Word for word, set down the records and skip each picture.

> [Recorded data]:
========================================================================
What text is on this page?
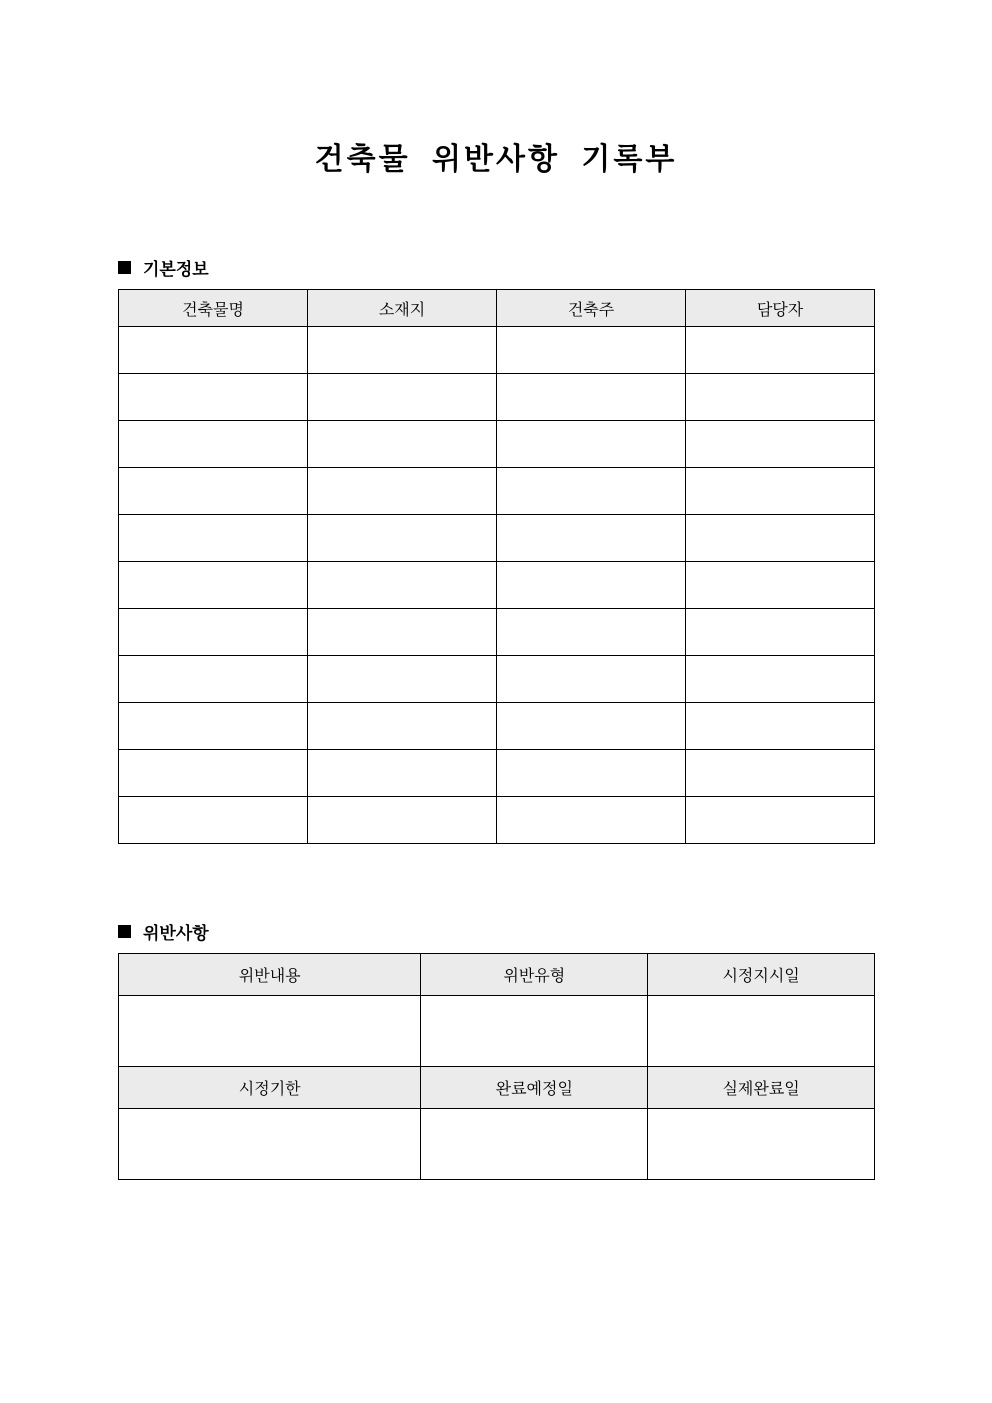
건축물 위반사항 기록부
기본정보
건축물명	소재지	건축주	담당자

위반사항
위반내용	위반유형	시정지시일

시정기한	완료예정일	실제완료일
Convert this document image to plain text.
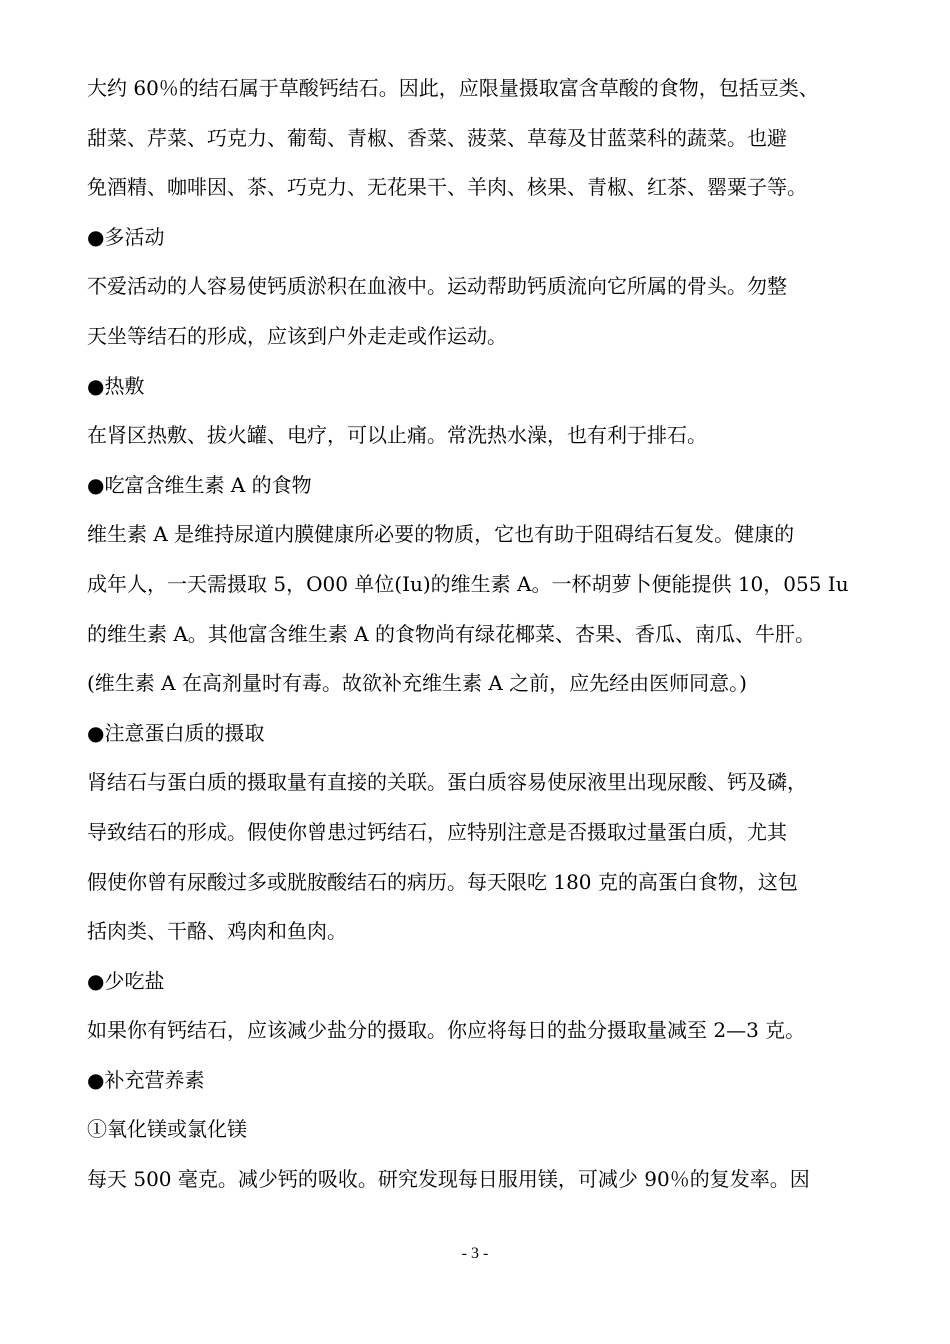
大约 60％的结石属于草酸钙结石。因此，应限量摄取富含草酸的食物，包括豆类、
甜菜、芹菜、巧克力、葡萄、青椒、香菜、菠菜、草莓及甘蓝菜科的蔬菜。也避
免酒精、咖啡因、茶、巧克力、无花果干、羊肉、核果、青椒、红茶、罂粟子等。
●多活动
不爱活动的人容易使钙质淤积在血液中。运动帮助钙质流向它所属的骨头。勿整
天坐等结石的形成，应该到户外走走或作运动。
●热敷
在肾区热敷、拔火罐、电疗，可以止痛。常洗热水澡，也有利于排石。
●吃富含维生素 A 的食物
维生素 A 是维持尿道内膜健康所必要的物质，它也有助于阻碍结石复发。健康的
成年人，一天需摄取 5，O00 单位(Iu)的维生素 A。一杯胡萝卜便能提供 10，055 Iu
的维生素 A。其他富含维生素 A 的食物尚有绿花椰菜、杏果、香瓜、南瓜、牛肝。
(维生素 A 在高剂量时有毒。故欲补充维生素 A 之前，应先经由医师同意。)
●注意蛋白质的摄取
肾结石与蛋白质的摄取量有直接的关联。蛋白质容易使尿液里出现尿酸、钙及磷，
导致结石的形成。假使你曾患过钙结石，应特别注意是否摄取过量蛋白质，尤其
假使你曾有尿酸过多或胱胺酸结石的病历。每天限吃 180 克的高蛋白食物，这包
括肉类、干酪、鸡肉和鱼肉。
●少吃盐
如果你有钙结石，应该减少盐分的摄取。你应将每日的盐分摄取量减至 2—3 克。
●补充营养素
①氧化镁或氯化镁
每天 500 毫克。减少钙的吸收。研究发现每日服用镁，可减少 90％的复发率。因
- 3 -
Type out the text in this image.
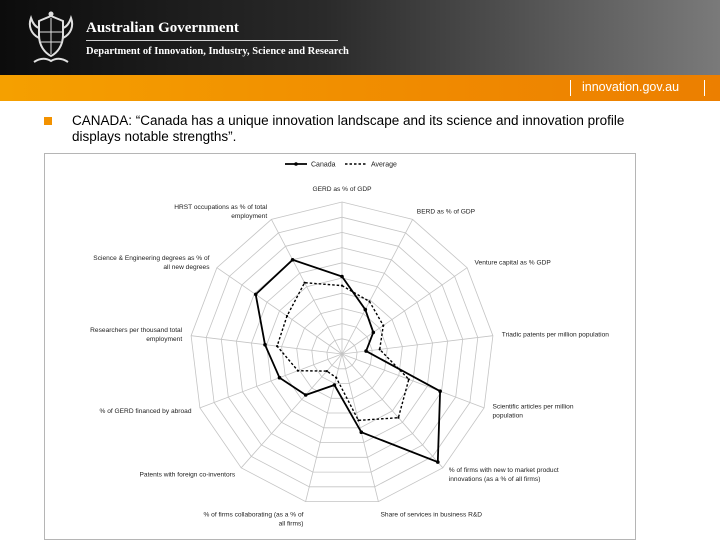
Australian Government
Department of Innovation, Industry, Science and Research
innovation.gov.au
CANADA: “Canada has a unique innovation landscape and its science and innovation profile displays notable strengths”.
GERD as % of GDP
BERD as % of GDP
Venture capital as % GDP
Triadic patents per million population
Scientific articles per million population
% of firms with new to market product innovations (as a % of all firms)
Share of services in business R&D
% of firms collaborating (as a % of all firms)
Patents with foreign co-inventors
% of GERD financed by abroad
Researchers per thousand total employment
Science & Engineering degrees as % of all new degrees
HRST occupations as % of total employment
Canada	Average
========================================================================
> [Exercise solution]:
What text is on this page?
건축물 위반사항 기록부
기본정보
건축물명	소재지	건축주	담당자

위반사항
위반내용	위반유형	시정지시일

시정기한	완료예정일	실제완료일
Convert this document image to plain text.
大约 60％的结石属于草酸钙结石。因此，应限量摄取富含草酸的食物，包括豆类、
甜菜、芹菜、巧克力、葡萄、青椒、香菜、菠菜、草莓及甘蓝菜科的蔬菜。也避
免酒精、咖啡因、茶、巧克力、无花果干、羊肉、核果、青椒、红茶、罂粟子等。
●多活动
不爱活动的人容易使钙质淤积在血液中。运动帮助钙质流向它所属的骨头。勿整
天坐等结石的形成，应该到户外走走或作运动。
●热敷
在肾区热敷、拔火罐、电疗，可以止痛。常洗热水澡，也有利于排石。
●吃富含维生素 A 的食物
维生素 A 是维持尿道内膜健康所必要的物质，它也有助于阻碍结石复发。健康的
成年人，一天需摄取 5，O00 单位(Iu)的维生素 A。一杯胡萝卜便能提供 10，055 Iu
的维生素 A。其他富含维生素 A 的食物尚有绿花椰菜、杏果、香瓜、南瓜、牛肝。
(维生素 A 在高剂量时有毒。故欲补充维生素 A 之前，应先经由医师同意。)
●注意蛋白质的摄取
肾结石与蛋白质的摄取量有直接的关联。蛋白质容易使尿液里出现尿酸、钙及磷，
导致结石的形成。假使你曾患过钙结石，应特别注意是否摄取过量蛋白质，尤其
假使你曾有尿酸过多或胱胺酸结石的病历。每天限吃 180 克的高蛋白食物，这包
括肉类、干酪、鸡肉和鱼肉。
●少吃盐
如果你有钙结石，应该减少盐分的摄取。你应将每日的盐分摄取量减至 2—3 克。
●补充营养素
①氧化镁或氯化镁
每天 500 毫克。减少钙的吸收。研究发现每日服用镁，可减少 90％的复发率。因
- 3 -
Type out the text in this image.
Australian Government
Department of Innovation, Industry, Science and Research
innovation.gov.au
CANADA: “Canada has a unique innovation landscape and its science and innovation profile displays notable strengths”.
GERD as % of GDP
BERD as % of GDP
Venture capital as % GDP
Triadic patents per million population
Scientific articles per million population
% of firms with new to market product innovations (as a % of all firms)
Share of services in business R&D
% of firms collaborating (as a % of all firms)
Patents with foreign co-inventors
% of GERD financed by abroad
Researchers per thousand total employment
Science & Engineering degrees as % of all new degrees
HRST occupations as % of total employment
Canada	Average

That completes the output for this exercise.